╔══

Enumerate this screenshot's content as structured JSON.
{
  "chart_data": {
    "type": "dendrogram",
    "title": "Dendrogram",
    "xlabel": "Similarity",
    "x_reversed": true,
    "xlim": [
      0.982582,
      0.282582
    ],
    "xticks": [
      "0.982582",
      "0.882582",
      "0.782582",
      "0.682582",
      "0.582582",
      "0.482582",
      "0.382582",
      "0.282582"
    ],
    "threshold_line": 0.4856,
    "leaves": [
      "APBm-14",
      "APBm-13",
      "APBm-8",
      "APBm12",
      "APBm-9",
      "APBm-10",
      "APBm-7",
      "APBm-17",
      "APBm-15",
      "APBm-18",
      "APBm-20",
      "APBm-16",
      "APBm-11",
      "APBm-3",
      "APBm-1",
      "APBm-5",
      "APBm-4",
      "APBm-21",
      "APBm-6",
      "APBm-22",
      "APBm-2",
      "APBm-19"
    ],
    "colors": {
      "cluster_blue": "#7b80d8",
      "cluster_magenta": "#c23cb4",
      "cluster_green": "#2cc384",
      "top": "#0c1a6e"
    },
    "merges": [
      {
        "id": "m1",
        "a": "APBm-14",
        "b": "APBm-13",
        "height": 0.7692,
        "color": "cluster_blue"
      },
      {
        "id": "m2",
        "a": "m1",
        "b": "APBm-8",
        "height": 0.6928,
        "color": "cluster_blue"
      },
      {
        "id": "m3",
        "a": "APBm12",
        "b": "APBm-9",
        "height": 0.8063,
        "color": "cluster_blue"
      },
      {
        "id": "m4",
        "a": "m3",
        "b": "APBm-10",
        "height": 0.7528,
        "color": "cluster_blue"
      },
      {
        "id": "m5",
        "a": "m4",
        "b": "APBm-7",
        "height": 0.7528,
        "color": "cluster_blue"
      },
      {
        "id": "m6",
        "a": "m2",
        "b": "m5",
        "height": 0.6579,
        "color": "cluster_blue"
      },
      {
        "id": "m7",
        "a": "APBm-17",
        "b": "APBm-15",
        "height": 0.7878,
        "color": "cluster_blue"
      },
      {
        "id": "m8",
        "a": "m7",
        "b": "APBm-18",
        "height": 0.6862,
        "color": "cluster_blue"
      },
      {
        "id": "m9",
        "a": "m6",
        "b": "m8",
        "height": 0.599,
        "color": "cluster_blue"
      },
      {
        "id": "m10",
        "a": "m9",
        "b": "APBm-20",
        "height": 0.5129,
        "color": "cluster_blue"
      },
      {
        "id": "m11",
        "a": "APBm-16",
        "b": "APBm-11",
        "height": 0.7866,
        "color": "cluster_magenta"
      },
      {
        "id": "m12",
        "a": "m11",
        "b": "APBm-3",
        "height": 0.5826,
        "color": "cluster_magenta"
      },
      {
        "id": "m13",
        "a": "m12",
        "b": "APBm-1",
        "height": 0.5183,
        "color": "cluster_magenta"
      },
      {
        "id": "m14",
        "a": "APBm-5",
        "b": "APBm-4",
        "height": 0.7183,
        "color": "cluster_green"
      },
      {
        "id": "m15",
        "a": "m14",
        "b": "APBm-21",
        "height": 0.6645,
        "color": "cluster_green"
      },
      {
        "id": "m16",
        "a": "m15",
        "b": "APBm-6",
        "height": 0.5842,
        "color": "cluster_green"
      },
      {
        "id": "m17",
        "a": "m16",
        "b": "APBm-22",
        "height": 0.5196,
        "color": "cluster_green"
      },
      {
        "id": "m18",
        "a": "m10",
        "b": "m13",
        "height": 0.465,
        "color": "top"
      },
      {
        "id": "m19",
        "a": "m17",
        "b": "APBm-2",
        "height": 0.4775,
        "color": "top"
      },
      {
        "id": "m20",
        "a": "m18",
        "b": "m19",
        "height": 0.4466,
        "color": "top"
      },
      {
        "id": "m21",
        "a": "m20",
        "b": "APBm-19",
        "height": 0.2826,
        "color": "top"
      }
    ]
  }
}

╚══

- Brief: Set down all of the data above, word for word.

- Solved exercise:
Enumerate this screenshot's content as structured JSON.
{
  "chart_data": {
    "type": "dendrogram",
    "title": "Dendrogram",
    "xlabel": "Similarity",
    "x_reversed": true,
    "xlim": [
      0.982582,
      0.282582
    ],
    "xticks": [
      "0.982582",
      "0.882582",
      "0.782582",
      "0.682582",
      "0.582582",
      "0.482582",
      "0.382582",
      "0.282582"
    ],
    "threshold_line": 0.4856,
    "leaves": [
      "APBm-14",
      "APBm-13",
      "APBm-8",
      "APBm12",
      "APBm-9",
      "APBm-10",
      "APBm-7",
      "APBm-17",
      "APBm-15",
      "APBm-18",
      "APBm-20",
      "APBm-16",
      "APBm-11",
      "APBm-3",
      "APBm-1",
      "APBm-5",
      "APBm-4",
      "APBm-21",
      "APBm-6",
      "APBm-22",
      "APBm-2",
      "APBm-19"
    ],
    "colors": {
      "cluster_blue": "#7b80d8",
      "cluster_magenta": "#c23cb4",
      "cluster_green": "#2cc384",
      "top": "#0c1a6e"
    },
    "merges": [
      {
        "id": "m1",
        "a": "APBm-14",
        "b": "APBm-13",
        "height": 0.7692,
        "color": "cluster_blue"
      },
      {
        "id": "m2",
        "a": "m1",
        "b": "APBm-8",
        "height": 0.6928,
        "color": "cluster_blue"
      },
      {
        "id": "m3",
        "a": "APBm12",
        "b": "APBm-9",
        "height": 0.8063,
        "color": "cluster_blue"
      },
      {
        "id": "m4",
        "a": "m3",
        "b": "APBm-10",
        "height": 0.7528,
        "color": "cluster_blue"
      },
      {
        "id": "m5",
        "a": "m4",
        "b": "APBm-7",
        "height": 0.7528,
        "color": "cluster_blue"
      },
      {
        "id": "m6",
        "a": "m2",
        "b": "m5",
        "height": 0.6579,
        "color": "cluster_blue"
      },
      {
        "id": "m7",
        "a": "APBm-17",
        "b": "APBm-15",
        "height": 0.7878,
        "color": "cluster_blue"
      },
      {
        "id": "m8",
        "a": "m7",
        "b": "APBm-18",
        "height": 0.6862,
        "color": "cluster_blue"
      },
      {
        "id": "m9",
        "a": "m6",
        "b": "m8",
        "height": 0.599,
        "color": "cluster_blue"
      },
      {
        "id": "m10",
        "a": "m9",
        "b": "APBm-20",
        "height": 0.5129,
        "color": "cluster_blue"
      },
      {
        "id": "m11",
        "a": "APBm-16",
        "b": "APBm-11",
        "height": 0.7866,
        "color": "cluster_magenta"
      },
      {
        "id": "m12",
        "a": "m11",
        "b": "APBm-3",
        "height": 0.5826,
        "color": "cluster_magenta"
      },
      {
        "id": "m13",
        "a": "m12",
        "b": "APBm-1",
        "height": 0.5183,
        "color": "cluster_magenta"
      },
      {
        "id": "m14",
        "a": "APBm-5",
        "b": "APBm-4",
        "height": 0.7183,
        "color": "cluster_green"
      },
      {
        "id": "m15",
        "a": "m14",
        "b": "APBm-21",
        "height": 0.6645,
        "color": "cluster_green"
      },
      {
        "id": "m16",
        "a": "m15",
        "b": "APBm-6",
        "height": 0.5842,
        "color": "cluster_green"
      },
      {
        "id": "m17",
        "a": "m16",
        "b": "APBm-22",
        "height": 0.5196,
        "color": "cluster_green"
      },
      {
        "id": "m18",
        "a": "m10",
        "b": "m13",
        "height": 0.465,
        "color": "top"
      },
      {
        "id": "m19",
        "a": "m17",
        "b": "APBm-2",
        "height": 0.4775,
        "color": "top"
      },
      {
        "id": "m20",
        "a": "m18",
        "b": "m19",
        "height": 0.4466,
        "color": "top"
      },
      {
        "id": "m21",
        "a": "m20",
        "b": "APBm-19",
        "height": 0.2826,
        "color": "top"
      }
    ]
  }
}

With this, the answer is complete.